**Task material:**
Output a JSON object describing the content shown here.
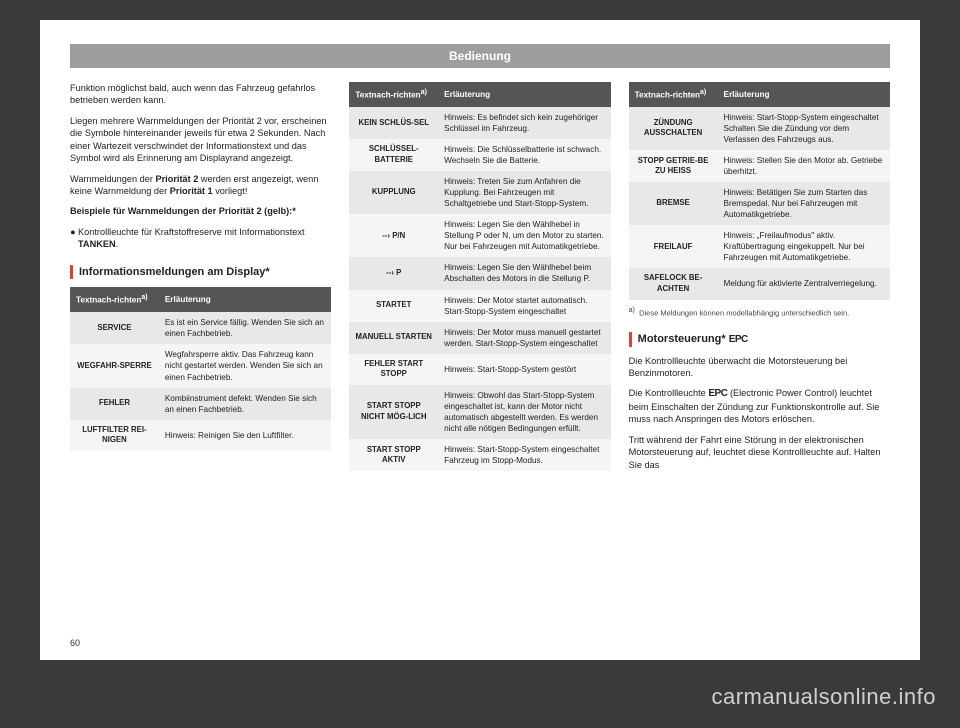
{
  "header": "Bedienung",
  "page_number": "60",
  "watermark": "carmanualsonline.info",
  "col1": {
    "p1": "Funktion möglichst bald, auch wenn das Fahrzeug gefahrlos betrieben werden kann.",
    "p2": "Liegen mehrere Warnmeldungen der Priorität 2 vor, erscheinen die Symbole hintereinander jeweils für etwa 2 Sekunden. Nach einer Wartezeit verschwindet der Informationstext und das Symbol wird als Erinnerung am Displayrand angezeigt.",
    "p3a": "Warnmeldungen der ",
    "p3b": "Priorität 2",
    "p3c": " werden erst angezeigt, wenn keine Warnmeldung der ",
    "p3d": "Priorität 1",
    "p3e": " vorliegt!",
    "p4": "Beispiele für Warnmeldungen der Priorität 2 (gelb):*",
    "bullet1a": "Kontrollleuchte für Kraftstoffreserve mit Informationstext ",
    "bullet1b": "TANKEN",
    "section_title": "Informationsmeldungen am Display*",
    "th1": "Textnach-richten",
    "th2": "Erläuterung",
    "rows": [
      {
        "label": "SERVICE",
        "text": "Es ist ein Service fällig. Wenden Sie sich an einen Fachbetrieb."
      },
      {
        "label": "WEGFAHR-SPERRE",
        "text": "Wegfahrsperre aktiv. Das Fahrzeug kann nicht gestartet werden. Wenden Sie sich an einen Fachbetrieb."
      },
      {
        "label": "FEHLER",
        "text": "Kombiinstrument defekt. Wenden Sie sich an einen Fachbetrieb."
      },
      {
        "label": "LUFTFILTER REI-NIGEN",
        "text": "Hinweis: Reinigen Sie den Luftfilter."
      }
    ]
  },
  "col2": {
    "th1": "Textnach-richten",
    "th2": "Erläuterung",
    "rows": [
      {
        "label": "KEIN SCHLÜS-SEL",
        "text": "Hinweis: Es befindet sich kein zugehöriger Schlüssel im Fahrzeug."
      },
      {
        "label": "SCHLÜSSEL-BATTERIE",
        "text": "Hinweis: Die Schlüsselbatterie ist schwach. Wechseln Sie die Batterie."
      },
      {
        "label": "KUPPLUNG",
        "text": "Hinweis: Treten Sie zum Anfahren die Kupplung. Bei Fahrzeugen mit Schaltgetriebe und Start-Stopp-System."
      },
      {
        "label": "--› P/N",
        "text": "Hinweis: Legen Sie den Wählhebel in Stellung P oder N, um den Motor zu starten. Nur bei Fahrzeugen mit Automatikgetriebe."
      },
      {
        "label": "--› P",
        "text": "Hinweis: Legen Sie den Wählhebel beim Abschalten des Motors in die Stellung P."
      },
      {
        "label": "STARTET",
        "text": "Hinweis: Der Motor startet automatisch. Start-Stopp-System eingeschaltet"
      },
      {
        "label": "MANUELL STARTEN",
        "text": "Hinweis: Der Motor muss manuell gestartet werden. Start-Stopp-System eingeschaltet"
      },
      {
        "label": "FEHLER START STOPP",
        "text": "Hinweis: Start-Stopp-System gestört"
      },
      {
        "label": "START STOPP NICHT MÖG-LICH",
        "text": "Hinweis: Obwohl das Start-Stopp-System eingeschaltet ist, kann der Motor nicht automatisch abgestellt werden. Es werden nicht alle nötigen Bedingungen erfüllt."
      },
      {
        "label": "START STOPP AKTIV",
        "text": "Hinweis: Start-Stopp-System eingeschaltet Fahrzeug im Stopp-Modus."
      }
    ]
  },
  "col3": {
    "th1": "Textnach-richten",
    "th2": "Erläuterung",
    "rows": [
      {
        "label": "ZÜNDUNG AUSSCHALTEN",
        "text": "Hinweis: Start-Stopp-System eingeschaltet Schalten Sie die Zündung vor dem Verlassen des Fahrzeugs aus."
      },
      {
        "label": "STOPP GETRIE-BE ZU HEISS",
        "text": "Hinweis: Stellen Sie den Motor ab. Getriebe überhitzt."
      },
      {
        "label": "BREMSE",
        "text": "Hinweis: Betätigen Sie zum Starten das Bremspedal. Nur bei Fahrzeugen mit Automatikgetriebe."
      },
      {
        "label": "FREILAUF",
        "text": "Hinweis: „Freilaufmodus\" aktiv. Kraftübertragung eingekuppelt. Nur bei Fahrzeugen mit Automatikgetriebe."
      },
      {
        "label": "SAFELOCK BE-ACHTEN",
        "text": "Meldung für aktivierte Zentralverriegelung."
      }
    ],
    "footnote_marker": "a)",
    "footnote": "Diese Meldungen können modellabhängig unterschiedlich sein.",
    "section_title_a": "Motorsteuerung* ",
    "section_title_b": "EPC",
    "p1": "Die Kontrollleuchte überwacht die Motorsteuerung bei Benzinmotoren.",
    "p2a": "Die Kontrollleuchte ",
    "p2b": "EPC",
    "p2c": " (Electronic Power Control) leuchtet beim Einschalten der Zündung zur Funktionskontrolle auf. Sie muss nach Anspringen des Motors erlöschen.",
    "p3": "Tritt während der Fahrt eine Störung in der elektronischen Motorsteuerung auf, leuchtet diese Kontrollleuchte auf. Halten Sie das"
  }
}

**Written problem:**
Wherever "Wählhebel" shows up in a line, copy that line.

**Task answer:**
        "text": "Hinweis: Legen Sie den Wählhebel in Stellung P oder N, um den Motor zu starten. Nur bei Fahrzeugen mit Automatikgetriebe."
        "text": "Hinweis: Legen Sie den Wählhebel beim Abschalten des Motors in die Stellung P."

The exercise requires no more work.